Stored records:
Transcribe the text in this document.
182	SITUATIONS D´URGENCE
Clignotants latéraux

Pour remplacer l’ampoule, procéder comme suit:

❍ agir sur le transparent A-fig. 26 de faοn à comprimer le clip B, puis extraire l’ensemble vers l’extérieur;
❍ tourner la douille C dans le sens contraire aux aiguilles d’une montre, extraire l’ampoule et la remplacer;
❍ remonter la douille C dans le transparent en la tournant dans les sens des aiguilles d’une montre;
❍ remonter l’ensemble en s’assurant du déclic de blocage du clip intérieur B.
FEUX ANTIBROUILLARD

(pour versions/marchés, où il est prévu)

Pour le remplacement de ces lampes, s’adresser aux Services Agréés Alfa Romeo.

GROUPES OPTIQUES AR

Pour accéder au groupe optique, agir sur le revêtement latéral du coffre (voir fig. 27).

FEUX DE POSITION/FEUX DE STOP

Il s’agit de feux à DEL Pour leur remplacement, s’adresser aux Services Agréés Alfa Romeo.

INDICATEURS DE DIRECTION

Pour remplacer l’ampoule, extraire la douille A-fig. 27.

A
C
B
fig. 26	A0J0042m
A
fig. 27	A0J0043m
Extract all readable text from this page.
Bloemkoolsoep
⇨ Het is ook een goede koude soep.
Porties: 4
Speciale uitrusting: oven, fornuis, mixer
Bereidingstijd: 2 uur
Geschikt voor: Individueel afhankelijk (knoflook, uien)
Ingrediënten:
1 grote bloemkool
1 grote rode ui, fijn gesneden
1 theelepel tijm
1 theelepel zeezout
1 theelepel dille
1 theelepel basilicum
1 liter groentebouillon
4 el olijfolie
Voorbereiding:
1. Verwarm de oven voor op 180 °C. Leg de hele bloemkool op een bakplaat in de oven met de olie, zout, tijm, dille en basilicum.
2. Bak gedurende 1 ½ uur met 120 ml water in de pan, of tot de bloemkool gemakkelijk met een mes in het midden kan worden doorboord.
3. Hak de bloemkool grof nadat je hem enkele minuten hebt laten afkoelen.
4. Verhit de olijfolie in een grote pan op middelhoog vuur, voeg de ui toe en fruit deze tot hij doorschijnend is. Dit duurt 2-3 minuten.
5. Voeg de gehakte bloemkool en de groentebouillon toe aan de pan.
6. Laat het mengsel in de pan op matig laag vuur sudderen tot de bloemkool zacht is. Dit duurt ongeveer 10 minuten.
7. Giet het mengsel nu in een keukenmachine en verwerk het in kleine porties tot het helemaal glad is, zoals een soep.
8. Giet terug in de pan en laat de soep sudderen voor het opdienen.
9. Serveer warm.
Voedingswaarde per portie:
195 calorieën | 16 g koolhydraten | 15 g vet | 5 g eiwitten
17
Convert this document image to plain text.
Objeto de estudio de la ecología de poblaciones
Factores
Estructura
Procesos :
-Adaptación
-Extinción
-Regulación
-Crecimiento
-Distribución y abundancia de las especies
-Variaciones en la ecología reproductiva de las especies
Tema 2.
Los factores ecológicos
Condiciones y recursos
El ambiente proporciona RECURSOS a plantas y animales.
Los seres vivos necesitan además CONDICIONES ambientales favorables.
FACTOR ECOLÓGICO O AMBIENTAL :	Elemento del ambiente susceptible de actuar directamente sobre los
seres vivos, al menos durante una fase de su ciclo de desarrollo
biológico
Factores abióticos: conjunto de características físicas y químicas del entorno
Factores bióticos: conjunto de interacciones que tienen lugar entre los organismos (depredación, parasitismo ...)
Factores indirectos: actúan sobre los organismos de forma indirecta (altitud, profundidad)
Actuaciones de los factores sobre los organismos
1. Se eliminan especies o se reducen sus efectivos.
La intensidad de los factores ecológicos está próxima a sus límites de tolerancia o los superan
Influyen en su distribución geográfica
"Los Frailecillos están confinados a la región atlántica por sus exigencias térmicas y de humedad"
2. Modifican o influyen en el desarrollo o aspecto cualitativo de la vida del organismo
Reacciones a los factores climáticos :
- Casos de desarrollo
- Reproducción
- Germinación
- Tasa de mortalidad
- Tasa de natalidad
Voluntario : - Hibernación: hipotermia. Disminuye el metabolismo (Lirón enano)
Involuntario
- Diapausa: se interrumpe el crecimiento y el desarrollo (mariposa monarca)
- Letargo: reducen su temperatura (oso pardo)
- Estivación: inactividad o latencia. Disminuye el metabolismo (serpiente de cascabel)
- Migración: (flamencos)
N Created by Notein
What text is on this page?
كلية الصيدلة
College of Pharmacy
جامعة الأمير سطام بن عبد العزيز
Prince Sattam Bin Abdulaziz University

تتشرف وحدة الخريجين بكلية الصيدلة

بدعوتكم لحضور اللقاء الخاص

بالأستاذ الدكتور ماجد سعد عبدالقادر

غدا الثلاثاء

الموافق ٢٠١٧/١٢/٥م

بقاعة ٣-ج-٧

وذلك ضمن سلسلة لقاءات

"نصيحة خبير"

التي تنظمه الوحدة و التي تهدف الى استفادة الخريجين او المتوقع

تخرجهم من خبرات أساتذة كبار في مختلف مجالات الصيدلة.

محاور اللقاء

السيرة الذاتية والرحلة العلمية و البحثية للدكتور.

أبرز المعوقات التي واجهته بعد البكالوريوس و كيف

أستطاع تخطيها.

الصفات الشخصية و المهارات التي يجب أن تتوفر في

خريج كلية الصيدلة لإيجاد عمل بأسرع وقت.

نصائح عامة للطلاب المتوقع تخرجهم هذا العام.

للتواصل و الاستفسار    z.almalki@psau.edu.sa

[THE TASK] Pick out every line of the listing containing the word "douille", and show those lines.

[TASK ANSWER]
❍ tourner la douille C dans le sens contraire aux aiguilles d’une montre, extraire l’ampoule et la remplacer;
❍ remonter la douille C dans le transparent en la tournant dans les sens des aiguilles d’une montre;
Pour remplacer l’ampoule, extraire la douille A-fig. 27.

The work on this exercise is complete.